> _TASK STATEMENT_: Note how many lines hold "Somewhat" and report that number by itself.

Items from a figure collection:
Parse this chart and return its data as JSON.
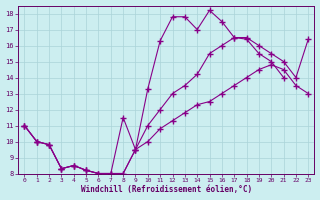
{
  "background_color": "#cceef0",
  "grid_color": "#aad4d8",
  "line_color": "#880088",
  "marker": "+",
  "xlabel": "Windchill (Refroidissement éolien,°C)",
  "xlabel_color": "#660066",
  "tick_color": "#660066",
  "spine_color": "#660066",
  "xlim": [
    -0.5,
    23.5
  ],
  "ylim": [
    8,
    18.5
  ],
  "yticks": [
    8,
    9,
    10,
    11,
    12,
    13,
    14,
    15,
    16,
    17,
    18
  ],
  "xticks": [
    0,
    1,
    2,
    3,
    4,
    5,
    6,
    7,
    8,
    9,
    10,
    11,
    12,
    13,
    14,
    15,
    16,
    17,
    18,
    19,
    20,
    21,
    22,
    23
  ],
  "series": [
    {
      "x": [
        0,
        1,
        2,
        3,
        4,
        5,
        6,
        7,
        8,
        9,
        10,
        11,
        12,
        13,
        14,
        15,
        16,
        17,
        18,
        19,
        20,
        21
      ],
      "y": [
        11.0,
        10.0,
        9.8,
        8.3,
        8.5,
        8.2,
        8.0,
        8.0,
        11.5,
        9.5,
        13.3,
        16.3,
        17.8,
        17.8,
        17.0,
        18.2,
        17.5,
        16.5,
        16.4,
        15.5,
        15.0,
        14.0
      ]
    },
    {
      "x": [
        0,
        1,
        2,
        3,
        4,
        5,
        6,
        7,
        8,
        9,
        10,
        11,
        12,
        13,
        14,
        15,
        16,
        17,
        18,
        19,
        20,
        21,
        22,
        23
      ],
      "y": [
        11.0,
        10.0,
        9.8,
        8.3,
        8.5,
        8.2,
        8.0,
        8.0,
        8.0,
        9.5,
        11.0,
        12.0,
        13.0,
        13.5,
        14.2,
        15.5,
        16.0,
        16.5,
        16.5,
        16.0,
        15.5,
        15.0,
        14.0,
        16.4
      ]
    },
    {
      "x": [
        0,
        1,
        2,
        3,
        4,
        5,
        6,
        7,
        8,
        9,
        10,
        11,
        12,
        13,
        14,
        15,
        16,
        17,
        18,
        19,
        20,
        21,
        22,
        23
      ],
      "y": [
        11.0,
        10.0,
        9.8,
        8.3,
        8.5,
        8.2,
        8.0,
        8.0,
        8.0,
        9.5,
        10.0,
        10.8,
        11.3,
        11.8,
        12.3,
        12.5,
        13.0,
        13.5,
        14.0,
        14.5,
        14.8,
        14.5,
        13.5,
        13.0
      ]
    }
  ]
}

==

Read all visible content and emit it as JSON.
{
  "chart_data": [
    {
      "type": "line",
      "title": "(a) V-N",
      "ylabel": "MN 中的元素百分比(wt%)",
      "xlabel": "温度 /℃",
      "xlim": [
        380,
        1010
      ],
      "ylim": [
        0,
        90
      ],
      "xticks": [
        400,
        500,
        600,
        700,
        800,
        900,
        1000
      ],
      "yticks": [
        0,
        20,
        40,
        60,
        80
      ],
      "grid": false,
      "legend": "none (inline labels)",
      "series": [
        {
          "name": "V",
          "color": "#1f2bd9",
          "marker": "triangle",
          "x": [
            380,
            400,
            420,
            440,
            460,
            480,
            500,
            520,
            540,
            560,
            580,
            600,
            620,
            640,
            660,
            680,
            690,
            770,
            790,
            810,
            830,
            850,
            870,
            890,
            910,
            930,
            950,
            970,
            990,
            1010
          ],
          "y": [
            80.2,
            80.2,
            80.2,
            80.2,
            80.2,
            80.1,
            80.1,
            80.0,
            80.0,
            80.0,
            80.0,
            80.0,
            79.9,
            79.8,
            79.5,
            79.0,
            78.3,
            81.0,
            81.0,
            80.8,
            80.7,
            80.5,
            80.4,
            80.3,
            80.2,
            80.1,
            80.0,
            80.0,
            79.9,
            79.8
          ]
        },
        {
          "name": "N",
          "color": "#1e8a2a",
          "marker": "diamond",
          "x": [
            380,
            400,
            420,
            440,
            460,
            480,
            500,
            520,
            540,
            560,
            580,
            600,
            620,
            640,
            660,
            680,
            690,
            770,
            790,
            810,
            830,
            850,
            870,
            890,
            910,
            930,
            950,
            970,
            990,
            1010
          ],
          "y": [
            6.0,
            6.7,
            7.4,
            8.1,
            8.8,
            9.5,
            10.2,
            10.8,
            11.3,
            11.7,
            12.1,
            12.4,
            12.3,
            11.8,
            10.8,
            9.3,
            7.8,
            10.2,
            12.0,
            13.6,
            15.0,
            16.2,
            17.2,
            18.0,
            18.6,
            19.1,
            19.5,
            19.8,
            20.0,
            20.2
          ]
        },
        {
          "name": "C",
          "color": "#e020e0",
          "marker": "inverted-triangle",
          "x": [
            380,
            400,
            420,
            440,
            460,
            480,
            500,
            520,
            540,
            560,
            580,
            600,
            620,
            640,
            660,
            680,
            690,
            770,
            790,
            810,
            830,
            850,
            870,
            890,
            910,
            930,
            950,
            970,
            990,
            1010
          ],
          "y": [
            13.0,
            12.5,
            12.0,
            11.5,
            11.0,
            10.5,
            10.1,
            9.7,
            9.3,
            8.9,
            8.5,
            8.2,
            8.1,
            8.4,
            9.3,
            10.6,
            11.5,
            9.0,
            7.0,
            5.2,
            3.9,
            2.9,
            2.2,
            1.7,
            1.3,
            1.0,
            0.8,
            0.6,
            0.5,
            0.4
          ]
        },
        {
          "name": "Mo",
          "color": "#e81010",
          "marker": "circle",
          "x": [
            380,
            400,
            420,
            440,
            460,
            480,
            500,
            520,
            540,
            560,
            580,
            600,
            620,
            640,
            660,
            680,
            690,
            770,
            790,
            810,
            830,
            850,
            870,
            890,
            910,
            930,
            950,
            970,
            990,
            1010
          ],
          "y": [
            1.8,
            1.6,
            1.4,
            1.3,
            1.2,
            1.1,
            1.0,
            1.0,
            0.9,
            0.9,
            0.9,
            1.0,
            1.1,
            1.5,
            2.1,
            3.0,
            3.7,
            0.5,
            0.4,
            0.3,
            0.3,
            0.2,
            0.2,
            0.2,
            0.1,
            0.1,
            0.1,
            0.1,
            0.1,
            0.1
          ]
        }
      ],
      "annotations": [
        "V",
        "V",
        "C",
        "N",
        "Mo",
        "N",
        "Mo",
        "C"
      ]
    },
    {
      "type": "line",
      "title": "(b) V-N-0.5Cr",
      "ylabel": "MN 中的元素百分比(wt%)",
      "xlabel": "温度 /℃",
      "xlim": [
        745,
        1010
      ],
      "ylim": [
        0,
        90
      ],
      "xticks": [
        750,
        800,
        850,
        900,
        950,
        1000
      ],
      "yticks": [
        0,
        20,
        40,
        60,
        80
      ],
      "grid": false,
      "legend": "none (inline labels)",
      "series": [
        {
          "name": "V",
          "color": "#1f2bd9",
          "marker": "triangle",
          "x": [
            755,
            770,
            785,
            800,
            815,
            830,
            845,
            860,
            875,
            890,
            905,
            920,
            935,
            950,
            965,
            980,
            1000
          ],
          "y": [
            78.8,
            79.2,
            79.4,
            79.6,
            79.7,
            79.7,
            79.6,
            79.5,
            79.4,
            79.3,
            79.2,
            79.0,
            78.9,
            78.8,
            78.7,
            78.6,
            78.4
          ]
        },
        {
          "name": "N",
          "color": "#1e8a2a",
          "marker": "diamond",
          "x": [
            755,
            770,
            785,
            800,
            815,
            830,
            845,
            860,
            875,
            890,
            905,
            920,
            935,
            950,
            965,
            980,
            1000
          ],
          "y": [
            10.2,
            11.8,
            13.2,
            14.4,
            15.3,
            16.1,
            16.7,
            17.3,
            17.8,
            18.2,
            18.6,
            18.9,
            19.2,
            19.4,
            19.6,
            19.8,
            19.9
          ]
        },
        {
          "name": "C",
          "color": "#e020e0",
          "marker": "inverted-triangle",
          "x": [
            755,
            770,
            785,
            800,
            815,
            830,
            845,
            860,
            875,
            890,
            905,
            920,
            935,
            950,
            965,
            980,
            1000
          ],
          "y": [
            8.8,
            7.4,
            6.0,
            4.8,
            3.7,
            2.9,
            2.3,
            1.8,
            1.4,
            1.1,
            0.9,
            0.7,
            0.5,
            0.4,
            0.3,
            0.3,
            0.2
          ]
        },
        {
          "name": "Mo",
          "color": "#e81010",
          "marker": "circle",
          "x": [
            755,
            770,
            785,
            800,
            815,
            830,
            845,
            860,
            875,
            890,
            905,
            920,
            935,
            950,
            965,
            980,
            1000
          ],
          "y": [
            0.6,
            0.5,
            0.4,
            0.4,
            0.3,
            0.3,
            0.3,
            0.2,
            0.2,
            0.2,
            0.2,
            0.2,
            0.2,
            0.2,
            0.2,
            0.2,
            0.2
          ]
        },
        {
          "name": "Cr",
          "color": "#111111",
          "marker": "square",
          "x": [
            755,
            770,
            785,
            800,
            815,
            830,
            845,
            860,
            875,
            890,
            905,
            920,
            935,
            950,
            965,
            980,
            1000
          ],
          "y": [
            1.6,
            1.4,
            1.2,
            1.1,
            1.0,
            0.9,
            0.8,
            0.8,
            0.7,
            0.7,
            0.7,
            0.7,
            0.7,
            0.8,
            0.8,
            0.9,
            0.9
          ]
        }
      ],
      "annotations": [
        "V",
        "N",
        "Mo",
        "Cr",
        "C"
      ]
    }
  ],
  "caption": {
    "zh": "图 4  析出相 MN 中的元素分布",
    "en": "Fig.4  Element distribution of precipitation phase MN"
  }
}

* * *

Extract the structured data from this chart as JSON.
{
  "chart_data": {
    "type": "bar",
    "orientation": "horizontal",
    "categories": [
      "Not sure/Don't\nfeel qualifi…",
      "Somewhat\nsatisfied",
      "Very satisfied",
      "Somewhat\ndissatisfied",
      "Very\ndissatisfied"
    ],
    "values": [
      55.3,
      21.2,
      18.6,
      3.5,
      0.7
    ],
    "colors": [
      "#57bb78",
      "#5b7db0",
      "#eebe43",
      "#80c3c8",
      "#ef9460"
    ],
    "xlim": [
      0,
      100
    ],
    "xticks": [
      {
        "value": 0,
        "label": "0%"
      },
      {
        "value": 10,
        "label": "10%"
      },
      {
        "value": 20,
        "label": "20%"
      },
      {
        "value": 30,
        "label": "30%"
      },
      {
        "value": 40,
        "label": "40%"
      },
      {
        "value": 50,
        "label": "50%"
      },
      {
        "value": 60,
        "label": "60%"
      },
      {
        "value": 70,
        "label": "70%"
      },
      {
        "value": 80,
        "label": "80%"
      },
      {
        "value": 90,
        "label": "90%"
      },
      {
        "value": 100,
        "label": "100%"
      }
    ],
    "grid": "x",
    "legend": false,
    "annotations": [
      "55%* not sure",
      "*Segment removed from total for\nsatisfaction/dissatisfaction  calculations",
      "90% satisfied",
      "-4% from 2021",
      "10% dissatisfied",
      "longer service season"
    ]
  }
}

> _ANSWER TO THIS TASK_: 2